• SHORT TASK:
Read the entries below and pull out each line with the string "title".

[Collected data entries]
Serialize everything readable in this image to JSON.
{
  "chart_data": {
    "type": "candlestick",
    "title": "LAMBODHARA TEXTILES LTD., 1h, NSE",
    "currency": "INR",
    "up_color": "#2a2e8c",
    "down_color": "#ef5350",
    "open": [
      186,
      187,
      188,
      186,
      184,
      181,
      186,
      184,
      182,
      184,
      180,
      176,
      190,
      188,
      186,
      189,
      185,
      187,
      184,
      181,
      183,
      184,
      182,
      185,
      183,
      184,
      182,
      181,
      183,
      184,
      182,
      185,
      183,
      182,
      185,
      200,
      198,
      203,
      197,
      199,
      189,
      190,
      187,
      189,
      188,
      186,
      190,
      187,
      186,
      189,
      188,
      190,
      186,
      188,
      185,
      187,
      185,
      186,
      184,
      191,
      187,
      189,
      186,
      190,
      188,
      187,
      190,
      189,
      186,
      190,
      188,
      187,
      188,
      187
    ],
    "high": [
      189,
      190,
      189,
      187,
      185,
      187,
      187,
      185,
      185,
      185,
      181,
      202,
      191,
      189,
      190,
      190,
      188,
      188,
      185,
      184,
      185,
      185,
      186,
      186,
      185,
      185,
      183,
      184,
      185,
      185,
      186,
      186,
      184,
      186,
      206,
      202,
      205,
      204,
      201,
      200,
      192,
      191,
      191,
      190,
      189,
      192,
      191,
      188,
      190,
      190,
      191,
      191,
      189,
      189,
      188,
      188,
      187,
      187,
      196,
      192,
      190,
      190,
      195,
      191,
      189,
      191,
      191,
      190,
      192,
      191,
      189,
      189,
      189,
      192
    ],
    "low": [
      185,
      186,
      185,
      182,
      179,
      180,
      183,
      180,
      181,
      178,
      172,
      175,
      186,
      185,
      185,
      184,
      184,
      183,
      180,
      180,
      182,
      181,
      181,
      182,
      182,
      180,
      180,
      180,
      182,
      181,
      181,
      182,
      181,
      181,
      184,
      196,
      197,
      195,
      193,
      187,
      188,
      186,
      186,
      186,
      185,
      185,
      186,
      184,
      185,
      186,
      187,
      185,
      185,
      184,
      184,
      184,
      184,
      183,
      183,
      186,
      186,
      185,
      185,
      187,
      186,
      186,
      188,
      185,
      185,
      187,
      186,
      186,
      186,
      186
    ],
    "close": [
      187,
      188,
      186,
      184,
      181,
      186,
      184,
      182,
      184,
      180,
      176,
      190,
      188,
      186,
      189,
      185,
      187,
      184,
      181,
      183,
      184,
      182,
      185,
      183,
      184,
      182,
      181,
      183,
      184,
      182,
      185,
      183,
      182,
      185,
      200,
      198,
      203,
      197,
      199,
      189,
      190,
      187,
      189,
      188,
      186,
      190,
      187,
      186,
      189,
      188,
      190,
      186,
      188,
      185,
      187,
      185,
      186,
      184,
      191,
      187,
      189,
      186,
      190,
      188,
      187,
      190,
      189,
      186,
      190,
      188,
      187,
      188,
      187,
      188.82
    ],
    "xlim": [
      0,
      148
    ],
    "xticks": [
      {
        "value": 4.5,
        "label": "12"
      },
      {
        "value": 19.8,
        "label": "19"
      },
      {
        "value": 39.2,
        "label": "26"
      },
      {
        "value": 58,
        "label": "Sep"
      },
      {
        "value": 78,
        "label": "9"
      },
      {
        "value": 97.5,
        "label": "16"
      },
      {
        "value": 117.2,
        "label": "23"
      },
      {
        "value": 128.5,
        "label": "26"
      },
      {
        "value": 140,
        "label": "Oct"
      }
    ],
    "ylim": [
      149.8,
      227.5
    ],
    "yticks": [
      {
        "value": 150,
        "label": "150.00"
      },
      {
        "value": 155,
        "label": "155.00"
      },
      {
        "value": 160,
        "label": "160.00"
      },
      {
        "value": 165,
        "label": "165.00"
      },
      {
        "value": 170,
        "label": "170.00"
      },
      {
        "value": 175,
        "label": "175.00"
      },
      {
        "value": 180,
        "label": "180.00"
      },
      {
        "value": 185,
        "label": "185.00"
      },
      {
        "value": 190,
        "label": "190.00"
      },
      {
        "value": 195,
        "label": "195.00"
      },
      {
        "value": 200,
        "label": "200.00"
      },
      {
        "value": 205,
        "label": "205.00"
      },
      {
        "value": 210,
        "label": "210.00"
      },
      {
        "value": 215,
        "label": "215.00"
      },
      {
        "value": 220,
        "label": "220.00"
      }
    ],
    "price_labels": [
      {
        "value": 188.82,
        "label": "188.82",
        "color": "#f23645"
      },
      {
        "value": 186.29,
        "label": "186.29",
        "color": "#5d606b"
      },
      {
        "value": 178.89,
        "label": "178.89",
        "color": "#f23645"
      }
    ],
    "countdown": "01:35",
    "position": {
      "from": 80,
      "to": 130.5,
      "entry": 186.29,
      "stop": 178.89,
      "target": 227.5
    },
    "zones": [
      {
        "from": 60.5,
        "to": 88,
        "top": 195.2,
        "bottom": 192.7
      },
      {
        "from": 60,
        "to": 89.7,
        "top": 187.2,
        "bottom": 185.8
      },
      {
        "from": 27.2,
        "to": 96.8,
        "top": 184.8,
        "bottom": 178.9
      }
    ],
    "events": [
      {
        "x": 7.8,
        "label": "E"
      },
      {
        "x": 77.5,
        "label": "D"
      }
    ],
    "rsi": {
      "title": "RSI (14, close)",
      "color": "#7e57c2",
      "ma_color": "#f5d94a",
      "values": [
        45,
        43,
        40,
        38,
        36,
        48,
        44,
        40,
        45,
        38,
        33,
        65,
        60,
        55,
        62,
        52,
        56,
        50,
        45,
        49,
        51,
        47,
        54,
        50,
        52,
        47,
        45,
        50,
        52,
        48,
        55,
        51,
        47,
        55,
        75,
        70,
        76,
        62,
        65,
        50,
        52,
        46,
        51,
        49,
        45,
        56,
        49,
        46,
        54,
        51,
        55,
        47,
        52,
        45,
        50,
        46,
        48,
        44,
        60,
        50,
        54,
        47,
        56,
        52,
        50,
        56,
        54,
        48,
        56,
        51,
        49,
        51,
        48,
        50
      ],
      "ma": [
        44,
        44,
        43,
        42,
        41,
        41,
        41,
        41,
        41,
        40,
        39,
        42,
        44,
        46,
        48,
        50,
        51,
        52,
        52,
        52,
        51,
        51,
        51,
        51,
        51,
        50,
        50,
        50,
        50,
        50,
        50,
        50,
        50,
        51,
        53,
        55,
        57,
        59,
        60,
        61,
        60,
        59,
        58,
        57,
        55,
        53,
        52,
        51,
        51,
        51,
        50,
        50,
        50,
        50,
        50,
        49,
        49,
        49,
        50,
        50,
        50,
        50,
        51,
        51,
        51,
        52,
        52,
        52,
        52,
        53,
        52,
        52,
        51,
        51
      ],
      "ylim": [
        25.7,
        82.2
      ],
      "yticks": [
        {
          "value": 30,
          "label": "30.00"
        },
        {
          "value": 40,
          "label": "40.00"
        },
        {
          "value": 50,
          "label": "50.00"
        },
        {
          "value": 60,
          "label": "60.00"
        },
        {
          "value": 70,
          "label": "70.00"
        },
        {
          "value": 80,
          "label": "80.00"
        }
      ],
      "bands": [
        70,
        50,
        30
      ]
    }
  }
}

• ANSWER TO THE PROBLEM:
    "title": "LAMBODHARA TEXTILES LTD., 1h, NSE",
      "title": "RSI (14, close)",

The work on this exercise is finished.